Will you transcribe the entries that follow, exactly and in full?

====

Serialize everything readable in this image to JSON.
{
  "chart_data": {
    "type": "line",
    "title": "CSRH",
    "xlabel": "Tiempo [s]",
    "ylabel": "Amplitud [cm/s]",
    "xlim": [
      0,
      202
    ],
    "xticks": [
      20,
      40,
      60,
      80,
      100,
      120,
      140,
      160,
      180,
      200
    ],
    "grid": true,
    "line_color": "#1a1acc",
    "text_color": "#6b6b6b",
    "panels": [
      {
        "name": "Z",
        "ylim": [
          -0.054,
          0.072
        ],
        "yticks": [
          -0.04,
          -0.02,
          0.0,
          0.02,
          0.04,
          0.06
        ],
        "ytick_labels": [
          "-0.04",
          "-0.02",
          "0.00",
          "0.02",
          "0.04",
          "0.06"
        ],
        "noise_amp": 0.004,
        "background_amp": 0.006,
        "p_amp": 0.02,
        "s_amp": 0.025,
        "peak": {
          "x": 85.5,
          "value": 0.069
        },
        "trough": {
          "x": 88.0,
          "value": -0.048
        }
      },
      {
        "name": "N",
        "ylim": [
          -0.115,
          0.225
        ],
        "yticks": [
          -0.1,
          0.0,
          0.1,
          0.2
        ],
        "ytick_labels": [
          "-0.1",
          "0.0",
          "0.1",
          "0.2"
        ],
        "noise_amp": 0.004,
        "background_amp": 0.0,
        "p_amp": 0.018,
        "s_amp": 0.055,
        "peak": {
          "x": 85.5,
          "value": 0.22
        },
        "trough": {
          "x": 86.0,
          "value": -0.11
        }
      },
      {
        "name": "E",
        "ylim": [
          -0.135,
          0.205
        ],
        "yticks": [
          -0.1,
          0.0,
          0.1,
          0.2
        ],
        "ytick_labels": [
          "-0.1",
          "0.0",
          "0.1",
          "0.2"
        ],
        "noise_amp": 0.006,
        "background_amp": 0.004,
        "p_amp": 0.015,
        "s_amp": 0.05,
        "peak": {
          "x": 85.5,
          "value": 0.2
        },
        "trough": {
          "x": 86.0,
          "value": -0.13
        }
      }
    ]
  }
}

====

- [WRITTEN RESPONSE]:
Serialize everything readable in this image to JSON.
{
  "chart_data": {
    "type": "line",
    "title": "CSRH",
    "xlabel": "Tiempo [s]",
    "ylabel": "Amplitud [cm/s]",
    "xlim": [
      0,
      202
    ],
    "xticks": [
      20,
      40,
      60,
      80,
      100,
      120,
      140,
      160,
      180,
      200
    ],
    "grid": true,
    "line_color": "#1a1acc",
    "text_color": "#6b6b6b",
    "panels": [
      {
        "name": "Z",
        "ylim": [
          -0.054,
          0.072
        ],
        "yticks": [
          -0.04,
          -0.02,
          0.0,
          0.02,
          0.04,
          0.06
        ],
        "ytick_labels": [
          "-0.04",
          "-0.02",
          "0.00",
          "0.02",
          "0.04",
          "0.06"
        ],
        "noise_amp": 0.004,
        "background_amp": 0.006,
        "p_amp": 0.02,
        "s_amp": 0.025,
        "peak": {
          "x": 85.5,
          "value": 0.069
        },
        "trough": {
          "x": 88.0,
          "value": -0.048
        }
      },
      {
        "name": "N",
        "ylim": [
          -0.115,
          0.225
        ],
        "yticks": [
          -0.1,
          0.0,
          0.1,
          0.2
        ],
        "ytick_labels": [
          "-0.1",
          "0.0",
          "0.1",
          "0.2"
        ],
        "noise_amp": 0.004,
        "background_amp": 0.0,
        "p_amp": 0.018,
        "s_amp": 0.055,
        "peak": {
          "x": 85.5,
          "value": 0.22
        },
        "trough": {
          "x": 86.0,
          "value": -0.11
        }
      },
      {
        "name": "E",
        "ylim": [
          -0.135,
          0.205
        ],
        "yticks": [
          -0.1,
          0.0,
          0.1,
          0.2
        ],
        "ytick_labels": [
          "-0.1",
          "0.0",
          "0.1",
          "0.2"
        ],
        "noise_amp": 0.006,
        "background_amp": 0.004,
        "p_amp": 0.015,
        "s_amp": 0.05,
        "peak": {
          "x": 85.5,
          "value": 0.2
        },
        "trough": {
          "x": 86.0,
          "value": -0.13
        }
      }
    ]
  }
}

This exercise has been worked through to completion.